* **Stated exercise**:
All of the data should be output character for character, except the pictures.

* **Extracted entries**:

========

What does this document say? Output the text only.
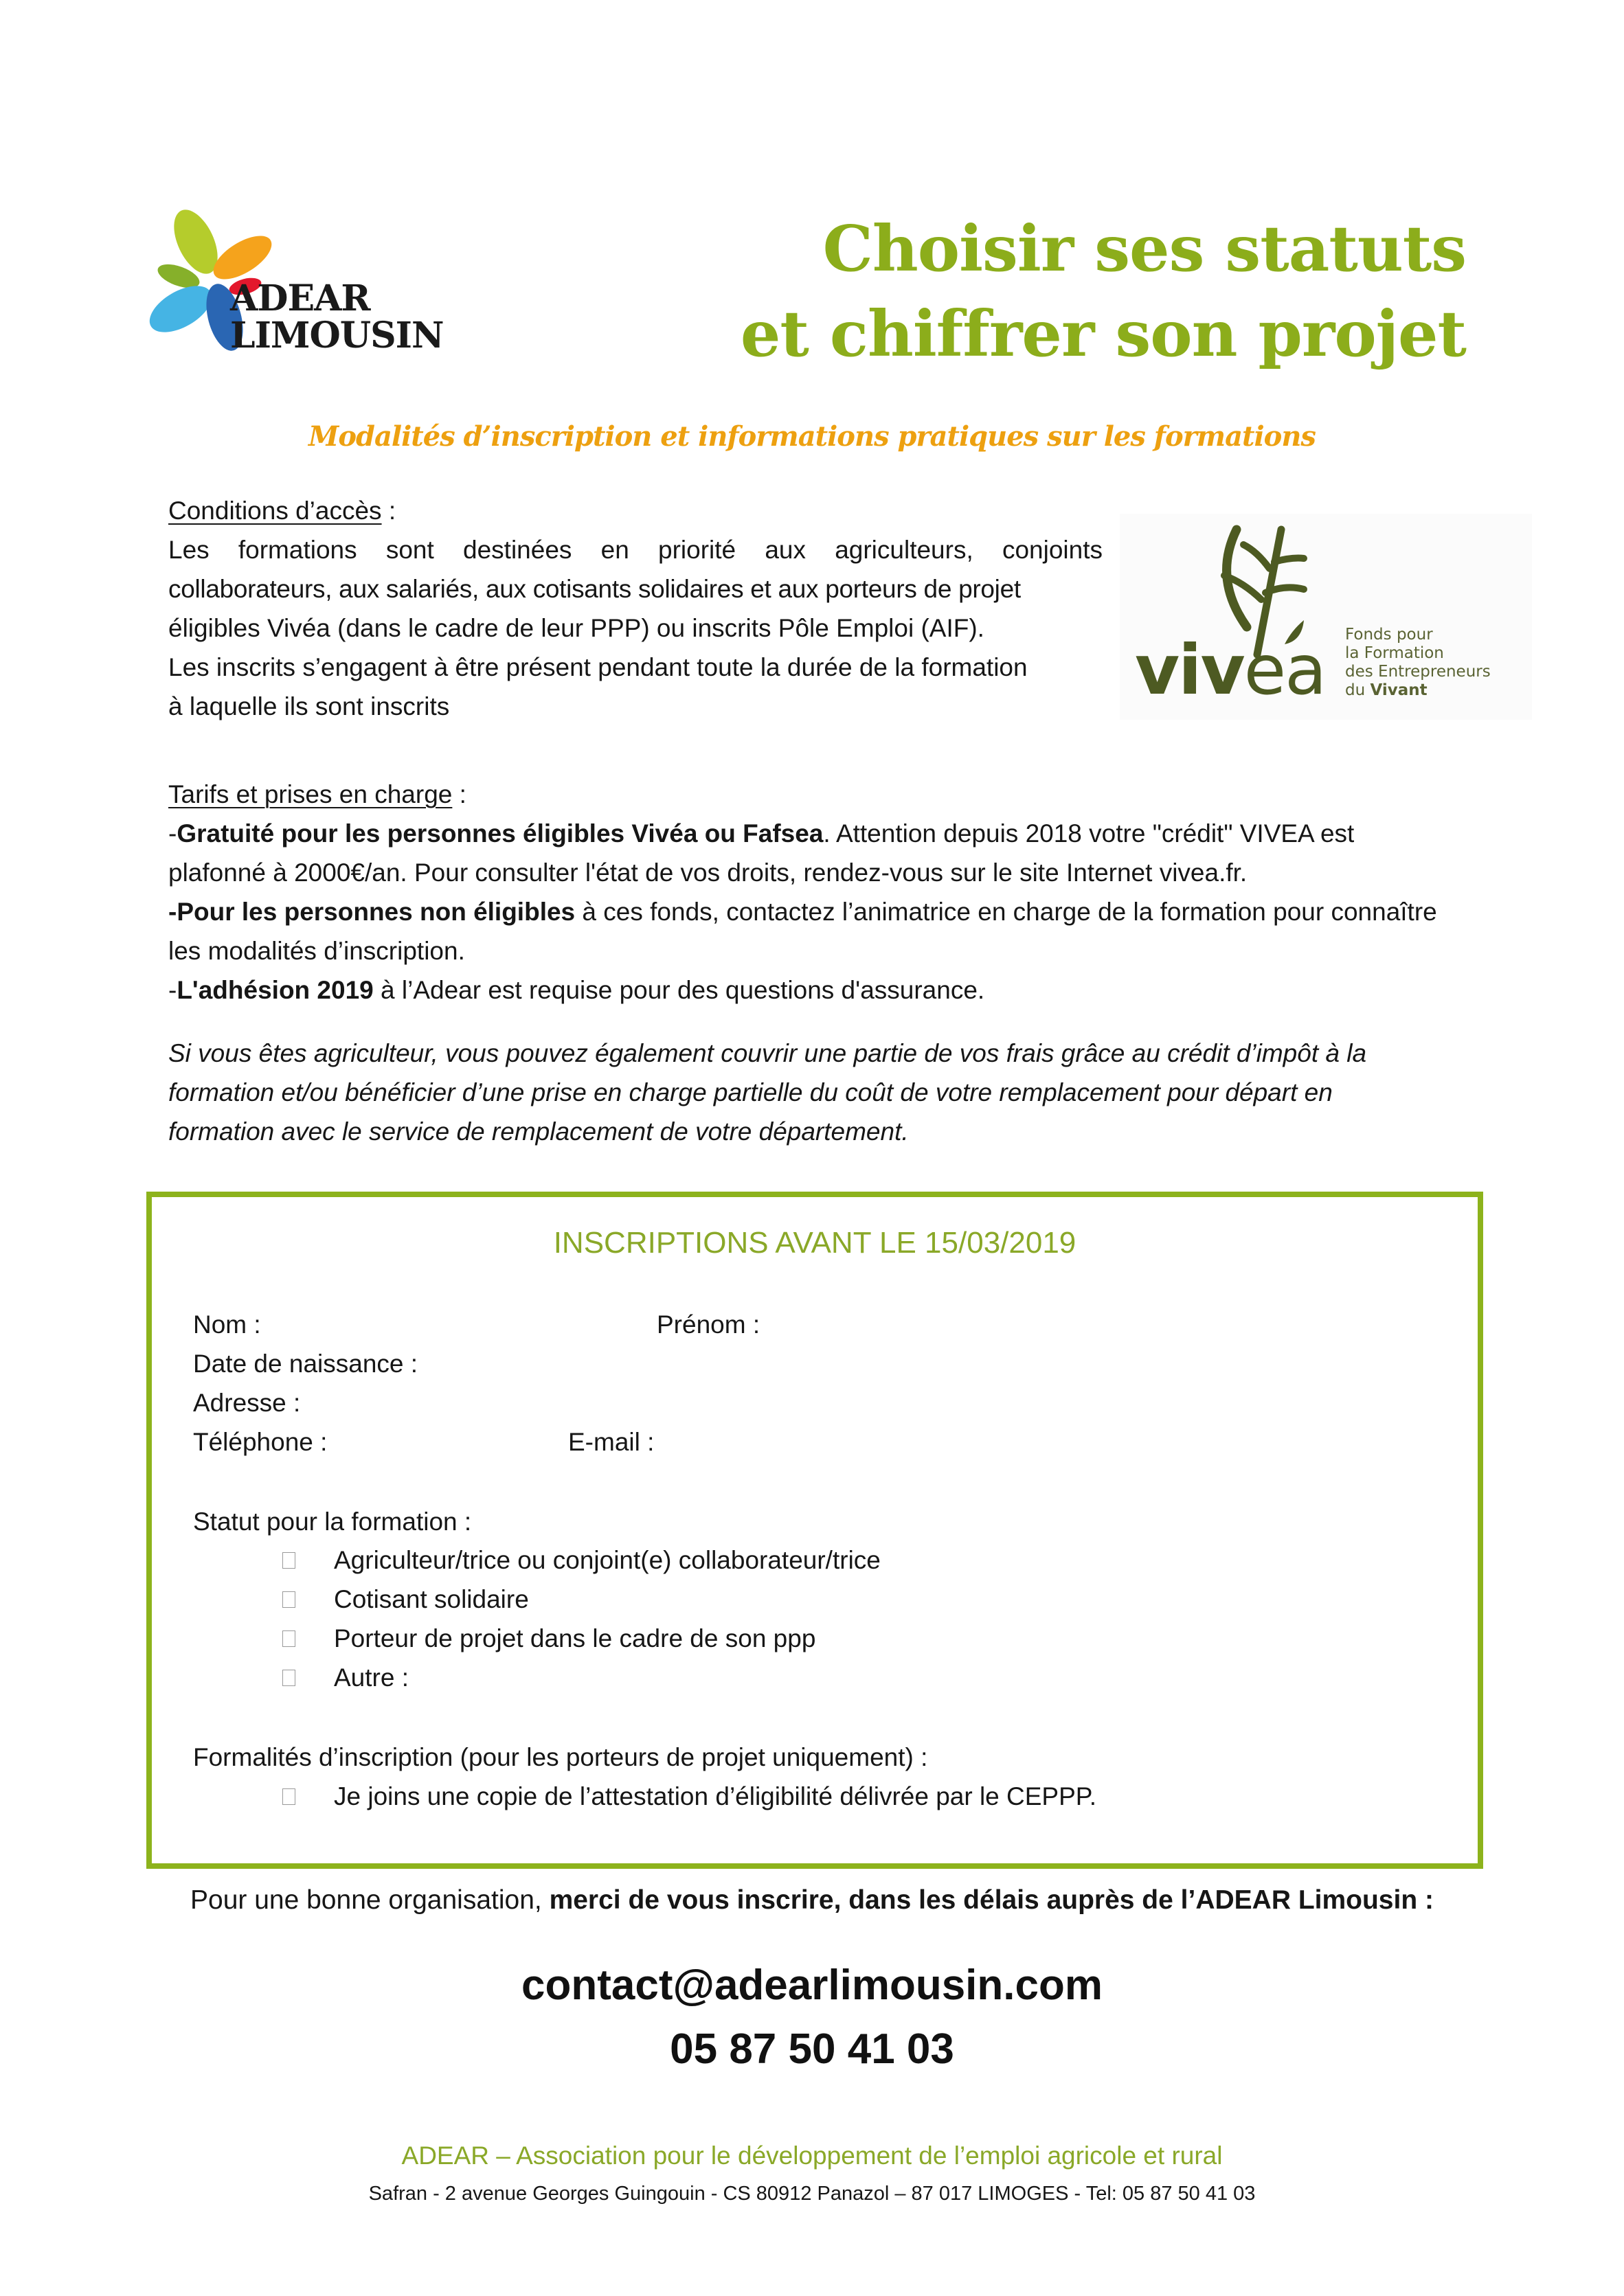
ADEAR
LIMOUSIN
Choisir ses statuts
et chiffrer son projet
Modalités d’inscription et informations pratiques sur les formations
Conditions d’accès :
Les formations sont destinées en priorité aux agriculteurs, conjoints
collaborateurs, aux salariés, aux cotisants solidaires et aux porteurs de projet
éligibles Vivéa (dans le cadre de leur PPP) ou inscrits Pôle Emploi (AIF).
Les inscrits s’engagent à être présent pendant toute la durée de la formation
à laquelle ils sont inscrits	vivea Fonds pour
la Formation
des Entrepreneurs
du Vivant
Tarifs et prises en charge :
-Gratuité pour les personnes éligibles Vivéa ou Fafsea. Attention depuis 2018 votre "crédit" VIVEA est
plafonné à 2000€/an. Pour consulter l'état de vos droits, rendez-vous sur le site Internet vivea.fr.
-Pour les personnes non éligibles à ces fonds, contactez l’animatrice en charge de la formation pour connaître
les modalités d’inscription.
-L'adhésion 2019 à l’Adear est requise pour des questions d'assurance.
Si vous êtes agriculteur, vous pouvez également couvrir une partie de vos frais grâce au crédit d’impôt à la
formation et/ou bénéficier d’une prise en charge partielle du coût de votre remplacement pour départ en
formation avec le service de remplacement de votre département.
INSCRIPTIONS AVANT LE 15/03/2019
Nom :	Prénom :
Date de naissance :
Adresse :
Téléphone :	E-mail :
Statut pour la formation :
Agriculteur/trice ou conjoint(e) collaborateur/trice
Cotisant solidaire
Porteur de projet dans le cadre de son ppp
Autre :
Formalités d’inscription (pour les porteurs de projet uniquement) :
Je joins une copie de l’attestation d’éligibilité délivrée par le CEPPP.
Pour une bonne organisation, merci de vous inscrire, dans les délais auprès de l’ADEAR Limousin :
contact@adearlimousin.com
05 87 50 41 03
ADEAR – Association pour le développement de l’emploi agricole et rural
Safran - 2 avenue Georges Guingouin - CS 80912 Panazol – 87 017 LIMOGES - Tel: 05 87 50 41 03
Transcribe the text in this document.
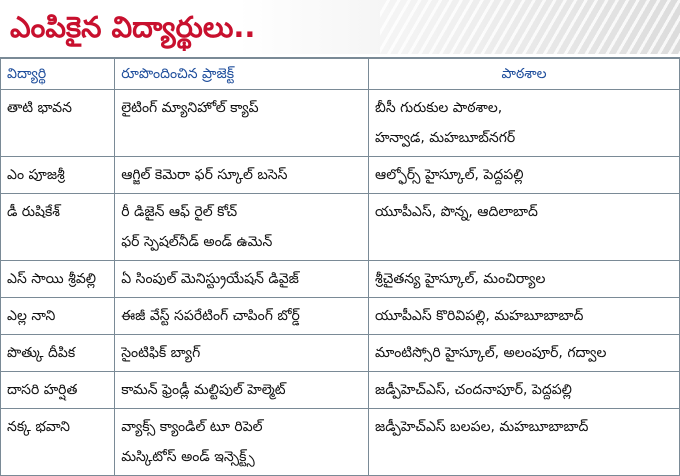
ఎంపికైన విద్యార్థులు..
విద్యార్థి	రూపొందించిన ప్రాజెక్ట్	పాఠశాల

తాటి భావన	లైటింగ్ మ్యానిహోల్ క్యాప్	బీసీ గురుకుల పాఠశాల,
హన్వాడ, మహబూబ్‌నగర్

ఎం పూజశ్రీ	ఆగ్జిల్ కెమెరా ఫర్ స్కూల్ బసెస్	ఆల్ఫోర్స్ హైస్కూల్, పెద్దపల్లి

డీ రుషికేశ్	రీ డిజైన్ ఆఫ్ రైల్ కోచ్
ఫర్ స్పెషల్‌నీడ్ అండ్ ఉమెన్	యూపీఎస్, పొన్న, ఆదిలాబాద్

ఎస్ సాయి శ్రీవల్లి	ఏ సింపుల్ మెనిస్ట్రుయేషన్ డివైజ్	శ్రీచైతన్య హైస్కూల్, మంచిర్యాల

ఎల్ల నాని	ఈజీ వేస్ట్ సపరేటింగ్ చాపింగ్ బోర్డ్	యూపీఎస్ కొరివిపల్లి, మహబూబాబాద్

పొత్కు దీపిక	సైంటిఫిక్ బ్యాగ్	మాంటిస్సోరి హైస్కూల్, అలంపూర్, గద్వాల

దాసరి హర్షిత	కామన్ ఫ్రెండ్లీ మల్టిపుల్ హెల్మెట్	జడ్పీహెచ్ఎస్, చందనాపూర్, పెద్దపల్లి

నక్క భవాని	వ్యాక్స్ క్యాండిల్ టూ రిపెల్
మస్కిటోస్ అండ్ ఇన్సెక్ట్స్	జడ్పీహెచ్ఎస్ బలపల, మహబూబాబాద్
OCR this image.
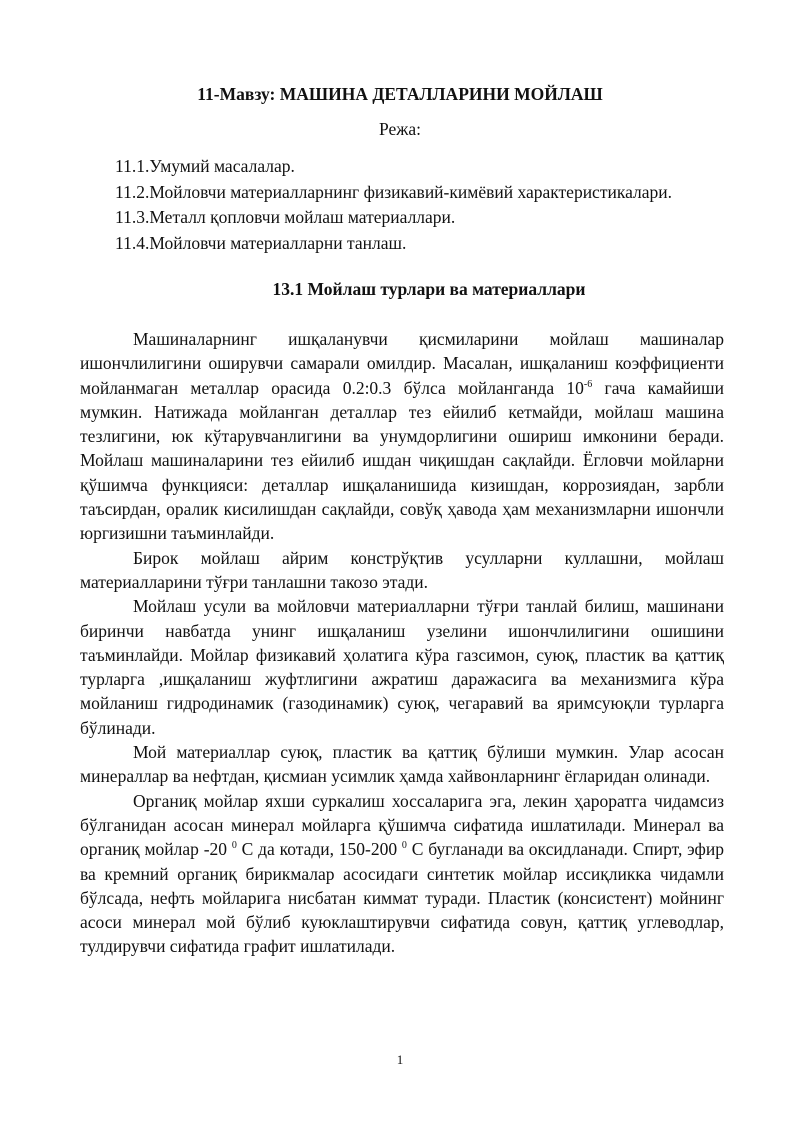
11-Мавзу: МАШИНА ДЕТАЛЛАРИНИ МОЙЛАШ
Режа:
11.1.Умумий масалалар.
11.2.Мойловчи материалларнинг физикавий-кимёвий характеристикалари.
11.3.Металл қопловчи мойлаш материаллари.
11.4.Мойловчи материалларни танлаш.
13.1 Мойлаш турлари ва материаллари

Машиналарнинг ишқаланувчи қисмиларини мойлаш машиналар ишончлилигини оширувчи самарали омилдир. Масалан, ишқаланиш коэффициенти мойланмаган металлар орасида 0.2:0.3 бўлса мойланганда $10^{-6}$ гача камайиши мумкин. Натижада мойланган деталлар тез ейилиб кетмайди, мойлаш машина тезлигини, юк кўтарувчанлигини ва унумдорлигини ошириш имконини беради. Мойлаш машиналарини тез ейилиб ишдан чиқишдан сақлайди. Ёгловчи мойларни қўшимча функцияси: деталлар ишқаланишида кизишдан, коррозиядан, зарбли таъсирдан, оралик кисилишдан сақлайди, совўқ ҳавода ҳам механизмларни ишончли юргизишни таъминлайди.

Бирок мойлаш айрим констрўқтив усулларни куллашни, мойлаш материалларини тўғри танлашни такозо этади.

Мойлаш усули ва мойловчи материалларни тўғри танлай билиш, машинани биринчи навбатда унинг ишқаланиш узелини ишончлилигини ошишини таъминлайди. Мойлар физикавий ҳолатига кўра газсимон, суюқ, пластик ва қаттиқ турларга ,ишқаланиш жуфтлигини ажратиш даражасига ва механизмига кўра мойланиш гидродинамик (газодинамик) суюқ, чегаравий ва яримсуюқли турларга бўлинади.

Мой материаллар суюқ, пластик ва қаттиқ бўлиши мумкин. Улар асосан минераллар ва нефтдан, қисмиан усимлик ҳамда хайвонларнинг ёгларидан олинади.

Органиқ мойлар яхши суркалиш хоссаларига эга, лекин ҳароратга чидамсиз бўлганидан асосан минерал мойларга қўшимча сифатида ишлатилади. Минерал ва органиқ мойлар -20 $^0$ С да котади, 150-200 $^0$ С бугланади ва оксидланади. Спирт, эфир ва кремний органиқ бирикмалар асосидаги синтетик мойлар иссиқликка чидамли бўлсада, нефть мойларига нисбатан киммат туради. Пластик (консистент) мойнинг асоси минерал мой бўлиб куюклаштирувчи сифатида совун, қаттиқ углеводлар, тулдирувчи сифатида графит ишлатилади.

1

========

* **Reply to the task**:
What does this document say? Output the text only.
ADEAR
LIMOUSIN
Choisir ses statuts
et chiffrer son projet
Modalités d’inscription et informations pratiques sur les formations
Conditions d’accès :
Les formations sont destinées en priorité aux agriculteurs, conjoints
collaborateurs, aux salariés, aux cotisants solidaires et aux porteurs de projet
éligibles Vivéa (dans le cadre de leur PPP) ou inscrits Pôle Emploi (AIF).
Les inscrits s’engagent à être présent pendant toute la durée de la formation
à laquelle ils sont inscrits	vivea Fonds pour
la Formation
des Entrepreneurs
du Vivant
Tarifs et prises en charge :
-Gratuité pour les personnes éligibles Vivéa ou Fafsea. Attention depuis 2018 votre "crédit" VIVEA est
plafonné à 2000€/an. Pour consulter l'état de vos droits, rendez-vous sur le site Internet vivea.fr.
-Pour les personnes non éligibles à ces fonds, contactez l’animatrice en charge de la formation pour connaître
les modalités d’inscription.
-L'adhésion 2019 à l’Adear est requise pour des questions d'assurance.
Si vous êtes agriculteur, vous pouvez également couvrir une partie de vos frais grâce au crédit d’impôt à la
formation et/ou bénéficier d’une prise en charge partielle du coût de votre remplacement pour départ en
formation avec le service de remplacement de votre département.
INSCRIPTIONS AVANT LE 15/03/2019
Nom :	Prénom :
Date de naissance :
Adresse :
Téléphone :	E-mail :
Statut pour la formation :
Agriculteur/trice ou conjoint(e) collaborateur/trice
Cotisant solidaire
Porteur de projet dans le cadre de son ppp
Autre :
Formalités d’inscription (pour les porteurs de projet uniquement) :
Je joins une copie de l’attestation d’éligibilité délivrée par le CEPPP.
Pour une bonne organisation, merci de vous inscrire, dans les délais auprès de l’ADEAR Limousin :
contact@adearlimousin.com
05 87 50 41 03
ADEAR – Association pour le développement de l’emploi agricole et rural
Safran - 2 avenue Georges Guingouin - CS 80912 Panazol – 87 017 LIMOGES - Tel: 05 87 50 41 03
Transcribe the text in this document.
ఎంపికైన విద్యార్థులు..
విద్యార్థి	రూపొందించిన ప్రాజెక్ట్	పాఠశాల

తాటి భావన	లైటింగ్ మ్యానిహోల్ క్యాప్	బీసీ గురుకుల పాఠశాల,
హన్వాడ, మహబూబ్‌నగర్

ఎం పూజశ్రీ	ఆగ్జిల్ కెమెరా ఫర్ స్కూల్ బసెస్	ఆల్ఫోర్స్ హైస్కూల్, పెద్దపల్లి

డీ రుషికేశ్	రీ డిజైన్ ఆఫ్ రైల్ కోచ్
ఫర్ స్పెషల్‌నీడ్ అండ్ ఉమెన్	యూపీఎస్, పొన్న, ఆదిలాబాద్

ఎస్ సాయి శ్రీవల్లి	ఏ సింపుల్ మెనిస్ట్రుయేషన్ డివైజ్	శ్రీచైతన్య హైస్కూల్, మంచిర్యాల

ఎల్ల నాని	ఈజీ వేస్ట్ సపరేటింగ్ చాపింగ్ బోర్డ్	యూపీఎస్ కొరివిపల్లి, మహబూబాబాద్

పొత్కు దీపిక	సైంటిఫిక్ బ్యాగ్	మాంటిస్సోరి హైస్కూల్, అలంపూర్, గద్వాల

దాసరి హర్షిత	కామన్ ఫ్రెండ్లీ మల్టిపుల్ హెల్మెట్	జడ్పీహెచ్ఎస్, చందనాపూర్, పెద్దపల్లి

నక్క భవాని	వ్యాక్స్ క్యాండిల్ టూ రిపెల్
మస్కిటోస్ అండ్ ఇన్సెక్ట్స్	జడ్పీహెచ్ఎస్ బలపల, మహబూబాబాద్
OCR this image.
11-Мавзу: МАШИНА ДЕТАЛЛАРИНИ МОЙЛАШ
Режа:
11.1.Умумий масалалар.
11.2.Мойловчи материалларнинг физикавий-кимёвий характеристикалари.
11.3.Металл қопловчи мойлаш материаллари.
11.4.Мойловчи материалларни танлаш.
13.1 Мойлаш турлари ва материаллари

Машиналарнинг ишқаланувчи қисмиларини мойлаш машиналар ишончлилигини оширувчи самарали омилдир. Масалан, ишқаланиш коэффициенти мойланмаган металлар орасида 0.2:0.3 бўлса мойланганда $10^{-6}$ гача камайиши мумкин. Натижада мойланган деталлар тез ейилиб кетмайди, мойлаш машина тезлигини, юк кўтарувчанлигини ва унумдорлигини ошириш имконини беради. Мойлаш машиналарини тез ейилиб ишдан чиқишдан сақлайди. Ёгловчи мойларни қўшимча функцияси: деталлар ишқаланишида кизишдан, коррозиядан, зарбли таъсирдан, оралик кисилишдан сақлайди, совўқ ҳавода ҳам механизмларни ишончли юргизишни таъминлайди.

Бирок мойлаш айрим констрўқтив усулларни куллашни, мойлаш материалларини тўғри танлашни такозо этади.

Мойлаш усули ва мойловчи материалларни тўғри танлай билиш, машинани биринчи навбатда унинг ишқаланиш узелини ишончлилигини ошишини таъминлайди. Мойлар физикавий ҳолатига кўра газсимон, суюқ, пластик ва қаттиқ турларга ,ишқаланиш жуфтлигини ажратиш даражасига ва механизмига кўра мойланиш гидродинамик (газодинамик) суюқ, чегаравий ва яримсуюқли турларга бўлинади.

Мой материаллар суюқ, пластик ва қаттиқ бўлиши мумкин. Улар асосан минераллар ва нефтдан, қисмиан усимлик ҳамда хайвонларнинг ёгларидан олинади.

Органиқ мойлар яхши суркалиш хоссаларига эга, лекин ҳароратга чидамсиз бўлганидан асосан минерал мойларга қўшимча сифатида ишлатилади. Минерал ва органиқ мойлар -20 $^0$ С да котади, 150-200 $^0$ С бугланади ва оксидланади. Спирт, эфир ва кремний органиқ бирикмалар асосидаги синтетик мойлар иссиқликка чидамли бўлсада, нефть мойларига нисбатан киммат туради. Пластик (консистент) мойнинг асоси минерал мой бўлиб куюклаштирувчи сифатида совун, қаттиқ углеводлар, тулдирувчи сифатида графит ишлатилади.

1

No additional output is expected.